(Chart and figure data)
*****

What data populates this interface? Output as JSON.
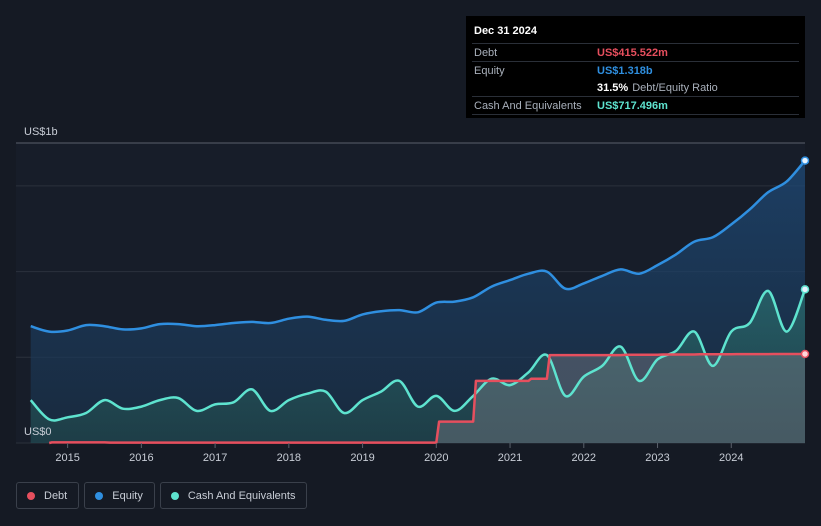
{
  "tooltip": {
    "date": "Dec 31 2024",
    "debt_label": "Debt",
    "debt_value": "US$415.522m",
    "equity_label": "Equity",
    "equity_value": "US$1.318b",
    "ratio_value": "31.5%",
    "ratio_label": "Debt/Equity Ratio",
    "cash_label": "Cash And Equivalents",
    "cash_value": "US$717.496m"
  },
  "legend": {
    "debt": "Debt",
    "equity": "Equity",
    "cash": "Cash And Equivalents"
  },
  "colors": {
    "debt": "#e64f5e",
    "equity": "#2f8fe0",
    "cash": "#5ee3cf",
    "background": "#151a24"
  },
  "chart_data": {
    "type": "area",
    "y_top_label": "US$1b",
    "y_bottom_label": "US$0",
    "x_ticks": [
      "2015",
      "2016",
      "2017",
      "2018",
      "2019",
      "2020",
      "2021",
      "2022",
      "2023",
      "2024"
    ],
    "ylim": [
      0,
      1.4
    ],
    "y_unit": "US$b",
    "series": [
      {
        "name": "Equity",
        "x": [
          2014.5,
          2014.75,
          2015.0,
          2015.25,
          2015.5,
          2015.75,
          2016.0,
          2016.25,
          2016.5,
          2016.75,
          2017.0,
          2017.25,
          2017.5,
          2017.75,
          2018.0,
          2018.25,
          2018.5,
          2018.75,
          2019.0,
          2019.25,
          2019.5,
          2019.75,
          2020.0,
          2020.25,
          2020.5,
          2020.75,
          2021.0,
          2021.25,
          2021.5,
          2021.75,
          2022.0,
          2022.25,
          2022.5,
          2022.75,
          2023.0,
          2023.25,
          2023.5,
          2023.75,
          2024.0,
          2024.25,
          2024.5,
          2024.75,
          2025.0
        ],
        "values": [
          0.545,
          0.52,
          0.525,
          0.55,
          0.545,
          0.53,
          0.535,
          0.555,
          0.555,
          0.545,
          0.55,
          0.56,
          0.565,
          0.56,
          0.58,
          0.59,
          0.575,
          0.57,
          0.6,
          0.615,
          0.62,
          0.61,
          0.655,
          0.66,
          0.68,
          0.73,
          0.76,
          0.79,
          0.8,
          0.72,
          0.745,
          0.78,
          0.81,
          0.79,
          0.83,
          0.88,
          0.94,
          0.96,
          1.02,
          1.09,
          1.17,
          1.22,
          1.318
        ]
      },
      {
        "name": "Cash And Equivalents",
        "x": [
          2014.5,
          2014.75,
          2015.0,
          2015.25,
          2015.5,
          2015.75,
          2016.0,
          2016.25,
          2016.5,
          2016.75,
          2017.0,
          2017.25,
          2017.5,
          2017.75,
          2018.0,
          2018.25,
          2018.5,
          2018.75,
          2019.0,
          2019.25,
          2019.5,
          2019.75,
          2020.0,
          2020.25,
          2020.5,
          2020.75,
          2021.0,
          2021.25,
          2021.5,
          2021.75,
          2022.0,
          2022.25,
          2022.5,
          2022.75,
          2023.0,
          2023.25,
          2023.5,
          2023.75,
          2024.0,
          2024.25,
          2024.5,
          2024.75,
          2025.0
        ],
        "values": [
          0.2,
          0.11,
          0.12,
          0.14,
          0.2,
          0.16,
          0.17,
          0.2,
          0.21,
          0.15,
          0.18,
          0.19,
          0.25,
          0.15,
          0.2,
          0.23,
          0.24,
          0.14,
          0.2,
          0.24,
          0.29,
          0.17,
          0.22,
          0.15,
          0.22,
          0.3,
          0.27,
          0.33,
          0.41,
          0.22,
          0.31,
          0.36,
          0.45,
          0.29,
          0.39,
          0.43,
          0.52,
          0.36,
          0.52,
          0.56,
          0.71,
          0.52,
          0.717
        ]
      },
      {
        "name": "Debt",
        "x": [
          2014.75,
          2015.0,
          2015.5,
          2016.0,
          2017.0,
          2018.0,
          2019.0,
          2019.75,
          2020.0,
          2020.25,
          2020.5,
          2020.75,
          2021.0,
          2021.25,
          2021.5,
          2021.75,
          2022.0,
          2022.5,
          2023.0,
          2023.5,
          2024.0,
          2024.5,
          2025.0
        ],
        "values": [
          0.0,
          0.003,
          0.003,
          0.002,
          0.002,
          0.002,
          0.002,
          0.002,
          0.002,
          0.1,
          0.1,
          0.29,
          0.29,
          0.29,
          0.3,
          0.41,
          0.41,
          0.41,
          0.412,
          0.413,
          0.414,
          0.415,
          0.4155
        ]
      }
    ]
  }
}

*****

**TASK TO COMPLETE**
Reproduce the data verbatim. Do not carry any picture into the copy.

**REPLY TO THE EXERCISE**
What data populates this interface? Output as JSON.
{
  "tooltip": {
    "date": "Dec 31 2024",
    "debt_label": "Debt",
    "debt_value": "US$415.522m",
    "equity_label": "Equity",
    "equity_value": "US$1.318b",
    "ratio_value": "31.5%",
    "ratio_label": "Debt/Equity Ratio",
    "cash_label": "Cash And Equivalents",
    "cash_value": "US$717.496m"
  },
  "legend": {
    "debt": "Debt",
    "equity": "Equity",
    "cash": "Cash And Equivalents"
  },
  "colors": {
    "debt": "#e64f5e",
    "equity": "#2f8fe0",
    "cash": "#5ee3cf",
    "background": "#151a24"
  },
  "chart_data": {
    "type": "area",
    "y_top_label": "US$1b",
    "y_bottom_label": "US$0",
    "x_ticks": [
      "2015",
      "2016",
      "2017",
      "2018",
      "2019",
      "2020",
      "2021",
      "2022",
      "2023",
      "2024"
    ],
    "ylim": [
      0,
      1.4
    ],
    "y_unit": "US$b",
    "series": [
      {
        "name": "Equity",
        "x": [
          2014.5,
          2014.75,
          2015.0,
          2015.25,
          2015.5,
          2015.75,
          2016.0,
          2016.25,
          2016.5,
          2016.75,
          2017.0,
          2017.25,
          2017.5,
          2017.75,
          2018.0,
          2018.25,
          2018.5,
          2018.75,
          2019.0,
          2019.25,
          2019.5,
          2019.75,
          2020.0,
          2020.25,
          2020.5,
          2020.75,
          2021.0,
          2021.25,
          2021.5,
          2021.75,
          2022.0,
          2022.25,
          2022.5,
          2022.75,
          2023.0,
          2023.25,
          2023.5,
          2023.75,
          2024.0,
          2024.25,
          2024.5,
          2024.75,
          2025.0
        ],
        "values": [
          0.545,
          0.52,
          0.525,
          0.55,
          0.545,
          0.53,
          0.535,
          0.555,
          0.555,
          0.545,
          0.55,
          0.56,
          0.565,
          0.56,
          0.58,
          0.59,
          0.575,
          0.57,
          0.6,
          0.615,
          0.62,
          0.61,
          0.655,
          0.66,
          0.68,
          0.73,
          0.76,
          0.79,
          0.8,
          0.72,
          0.745,
          0.78,
          0.81,
          0.79,
          0.83,
          0.88,
          0.94,
          0.96,
          1.02,
          1.09,
          1.17,
          1.22,
          1.318
        ]
      },
      {
        "name": "Cash And Equivalents",
        "x": [
          2014.5,
          2014.75,
          2015.0,
          2015.25,
          2015.5,
          2015.75,
          2016.0,
          2016.25,
          2016.5,
          2016.75,
          2017.0,
          2017.25,
          2017.5,
          2017.75,
          2018.0,
          2018.25,
          2018.5,
          2018.75,
          2019.0,
          2019.25,
          2019.5,
          2019.75,
          2020.0,
          2020.25,
          2020.5,
          2020.75,
          2021.0,
          2021.25,
          2021.5,
          2021.75,
          2022.0,
          2022.25,
          2022.5,
          2022.75,
          2023.0,
          2023.25,
          2023.5,
          2023.75,
          2024.0,
          2024.25,
          2024.5,
          2024.75,
          2025.0
        ],
        "values": [
          0.2,
          0.11,
          0.12,
          0.14,
          0.2,
          0.16,
          0.17,
          0.2,
          0.21,
          0.15,
          0.18,
          0.19,
          0.25,
          0.15,
          0.2,
          0.23,
          0.24,
          0.14,
          0.2,
          0.24,
          0.29,
          0.17,
          0.22,
          0.15,
          0.22,
          0.3,
          0.27,
          0.33,
          0.41,
          0.22,
          0.31,
          0.36,
          0.45,
          0.29,
          0.39,
          0.43,
          0.52,
          0.36,
          0.52,
          0.56,
          0.71,
          0.52,
          0.717
        ]
      },
      {
        "name": "Debt",
        "x": [
          2014.75,
          2015.0,
          2015.5,
          2016.0,
          2017.0,
          2018.0,
          2019.0,
          2019.75,
          2020.0,
          2020.25,
          2020.5,
          2020.75,
          2021.0,
          2021.25,
          2021.5,
          2021.75,
          2022.0,
          2022.5,
          2023.0,
          2023.5,
          2024.0,
          2024.5,
          2025.0
        ],
        "values": [
          0.0,
          0.003,
          0.003,
          0.002,
          0.002,
          0.002,
          0.002,
          0.002,
          0.002,
          0.1,
          0.1,
          0.29,
          0.29,
          0.29,
          0.3,
          0.41,
          0.41,
          0.41,
          0.412,
          0.413,
          0.414,
          0.415,
          0.4155
        ]
      }
    ]
  }
}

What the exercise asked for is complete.